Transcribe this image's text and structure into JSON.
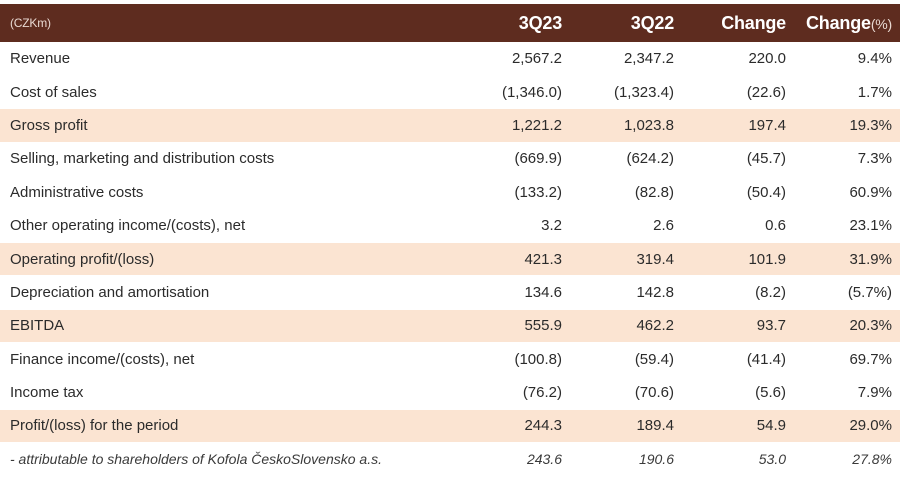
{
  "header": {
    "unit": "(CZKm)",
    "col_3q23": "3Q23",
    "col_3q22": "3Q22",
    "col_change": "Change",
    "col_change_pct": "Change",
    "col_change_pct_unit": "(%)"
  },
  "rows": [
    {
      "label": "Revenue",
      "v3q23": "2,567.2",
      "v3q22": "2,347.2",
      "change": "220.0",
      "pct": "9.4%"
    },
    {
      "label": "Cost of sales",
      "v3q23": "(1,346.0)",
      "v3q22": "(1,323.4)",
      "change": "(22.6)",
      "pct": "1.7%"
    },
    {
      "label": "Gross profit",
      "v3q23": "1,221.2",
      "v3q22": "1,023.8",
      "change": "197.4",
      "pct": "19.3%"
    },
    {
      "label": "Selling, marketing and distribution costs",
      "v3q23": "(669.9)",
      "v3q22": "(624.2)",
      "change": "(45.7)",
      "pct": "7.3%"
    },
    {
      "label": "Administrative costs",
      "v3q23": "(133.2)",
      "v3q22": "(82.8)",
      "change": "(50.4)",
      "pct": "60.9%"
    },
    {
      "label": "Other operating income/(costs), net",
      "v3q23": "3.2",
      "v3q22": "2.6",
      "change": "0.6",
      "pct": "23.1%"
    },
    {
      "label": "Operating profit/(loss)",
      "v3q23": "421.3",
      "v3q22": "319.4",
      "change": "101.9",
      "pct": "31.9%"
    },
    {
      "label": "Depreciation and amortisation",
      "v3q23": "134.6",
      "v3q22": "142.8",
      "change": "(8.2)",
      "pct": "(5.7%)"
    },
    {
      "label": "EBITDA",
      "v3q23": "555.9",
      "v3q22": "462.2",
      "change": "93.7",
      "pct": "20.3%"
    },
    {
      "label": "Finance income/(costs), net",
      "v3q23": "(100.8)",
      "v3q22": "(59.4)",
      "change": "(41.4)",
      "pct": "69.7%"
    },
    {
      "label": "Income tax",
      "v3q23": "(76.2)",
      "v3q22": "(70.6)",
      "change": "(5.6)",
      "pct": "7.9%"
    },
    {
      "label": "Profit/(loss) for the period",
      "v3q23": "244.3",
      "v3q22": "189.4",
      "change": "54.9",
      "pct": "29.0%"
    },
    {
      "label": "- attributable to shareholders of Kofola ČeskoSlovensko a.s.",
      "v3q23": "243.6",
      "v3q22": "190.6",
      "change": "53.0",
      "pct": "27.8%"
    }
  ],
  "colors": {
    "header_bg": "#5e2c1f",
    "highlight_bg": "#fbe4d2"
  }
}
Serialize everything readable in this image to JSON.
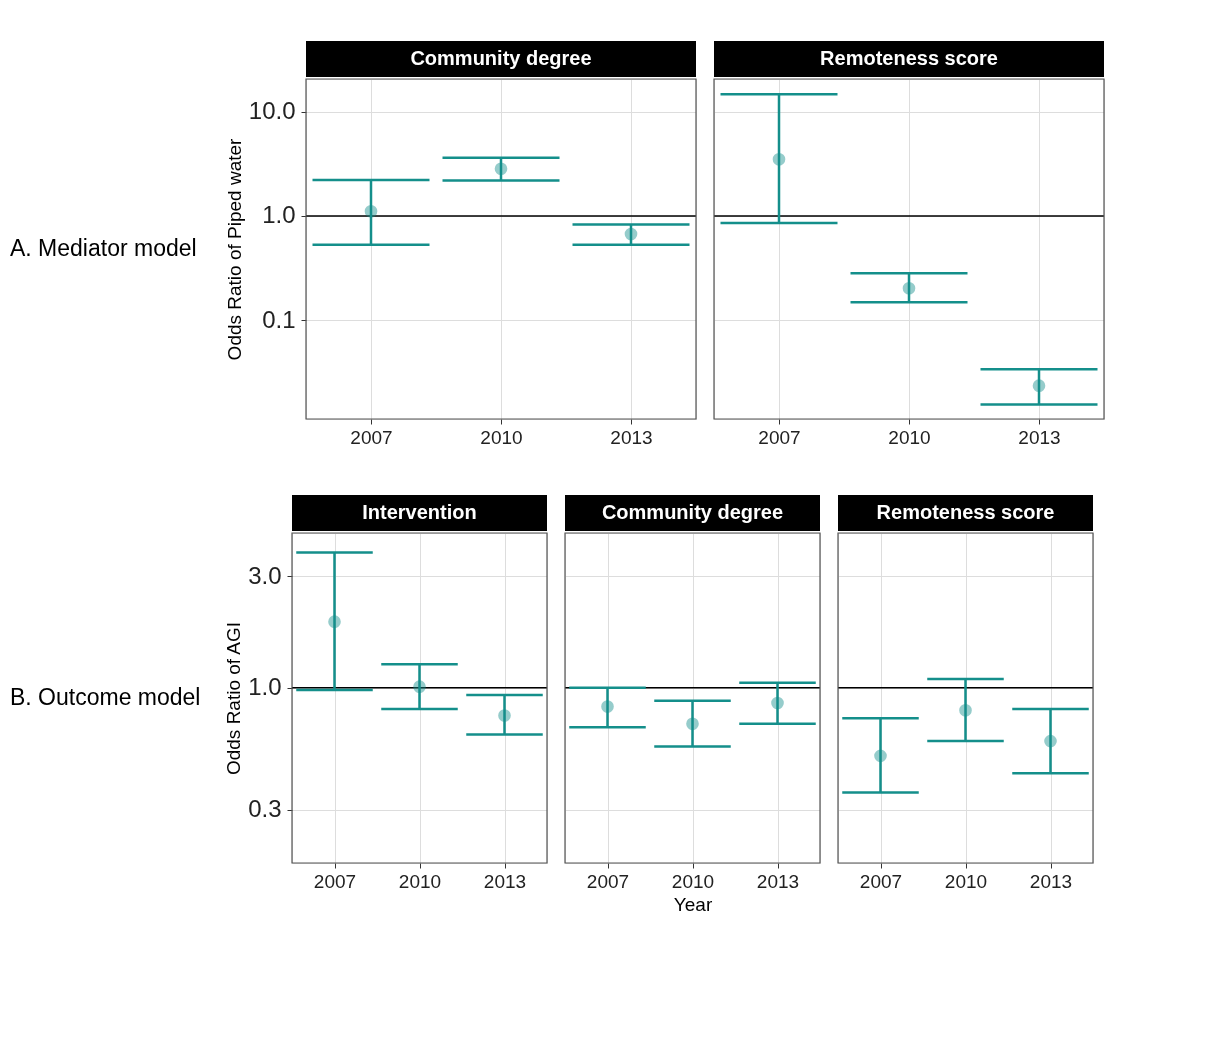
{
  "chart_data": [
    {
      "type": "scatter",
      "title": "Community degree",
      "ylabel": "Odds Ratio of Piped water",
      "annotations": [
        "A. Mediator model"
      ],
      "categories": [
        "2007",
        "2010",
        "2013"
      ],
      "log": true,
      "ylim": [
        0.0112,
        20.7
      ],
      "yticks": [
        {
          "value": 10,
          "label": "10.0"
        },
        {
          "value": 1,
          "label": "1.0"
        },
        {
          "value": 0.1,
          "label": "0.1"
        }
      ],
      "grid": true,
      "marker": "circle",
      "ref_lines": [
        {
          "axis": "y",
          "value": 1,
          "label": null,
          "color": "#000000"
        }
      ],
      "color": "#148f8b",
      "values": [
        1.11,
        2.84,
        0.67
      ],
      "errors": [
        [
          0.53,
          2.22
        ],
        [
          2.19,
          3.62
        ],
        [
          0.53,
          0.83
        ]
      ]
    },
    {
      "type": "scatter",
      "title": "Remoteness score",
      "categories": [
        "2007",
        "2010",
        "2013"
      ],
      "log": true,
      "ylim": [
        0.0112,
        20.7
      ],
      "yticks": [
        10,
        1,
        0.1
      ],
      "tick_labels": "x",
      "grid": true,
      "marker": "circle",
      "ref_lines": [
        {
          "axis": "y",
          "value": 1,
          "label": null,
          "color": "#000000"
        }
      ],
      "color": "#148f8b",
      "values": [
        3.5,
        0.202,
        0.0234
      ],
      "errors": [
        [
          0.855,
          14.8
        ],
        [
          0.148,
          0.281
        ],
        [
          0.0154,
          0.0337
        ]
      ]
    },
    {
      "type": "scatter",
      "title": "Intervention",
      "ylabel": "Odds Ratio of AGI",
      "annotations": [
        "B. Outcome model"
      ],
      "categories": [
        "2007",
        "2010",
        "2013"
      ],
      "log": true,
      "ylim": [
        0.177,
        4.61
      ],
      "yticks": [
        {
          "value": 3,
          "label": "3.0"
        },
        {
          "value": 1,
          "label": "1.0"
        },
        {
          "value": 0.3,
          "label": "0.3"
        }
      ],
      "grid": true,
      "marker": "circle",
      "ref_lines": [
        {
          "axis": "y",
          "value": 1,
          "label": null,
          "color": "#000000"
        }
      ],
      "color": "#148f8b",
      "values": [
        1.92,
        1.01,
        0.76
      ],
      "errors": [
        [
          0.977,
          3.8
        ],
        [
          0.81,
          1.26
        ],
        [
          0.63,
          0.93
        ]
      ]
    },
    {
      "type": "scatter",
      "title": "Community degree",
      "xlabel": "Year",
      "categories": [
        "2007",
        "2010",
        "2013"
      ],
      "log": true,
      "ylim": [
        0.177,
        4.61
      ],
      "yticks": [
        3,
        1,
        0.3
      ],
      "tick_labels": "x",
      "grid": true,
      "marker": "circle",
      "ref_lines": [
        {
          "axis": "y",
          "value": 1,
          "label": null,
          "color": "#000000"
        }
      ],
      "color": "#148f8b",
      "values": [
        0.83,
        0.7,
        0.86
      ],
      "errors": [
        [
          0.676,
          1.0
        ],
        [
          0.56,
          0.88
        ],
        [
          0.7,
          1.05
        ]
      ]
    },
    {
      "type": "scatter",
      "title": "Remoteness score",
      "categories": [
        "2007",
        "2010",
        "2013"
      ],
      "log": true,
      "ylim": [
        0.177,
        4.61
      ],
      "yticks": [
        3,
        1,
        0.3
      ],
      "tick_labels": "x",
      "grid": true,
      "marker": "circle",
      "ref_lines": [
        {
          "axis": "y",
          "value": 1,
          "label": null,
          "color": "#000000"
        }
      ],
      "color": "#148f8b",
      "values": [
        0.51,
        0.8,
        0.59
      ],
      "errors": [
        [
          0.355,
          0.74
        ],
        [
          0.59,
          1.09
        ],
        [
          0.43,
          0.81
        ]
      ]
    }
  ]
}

....

WHAT THIS TASK INVOLVES:
Gather every line containing the word "Odds" and copy it.

OUTPUT FOR THIS EXERCISE:
      "ylabel": "Odds Ratio of Piped water",
      "ylabel": "Odds Ratio of AGI",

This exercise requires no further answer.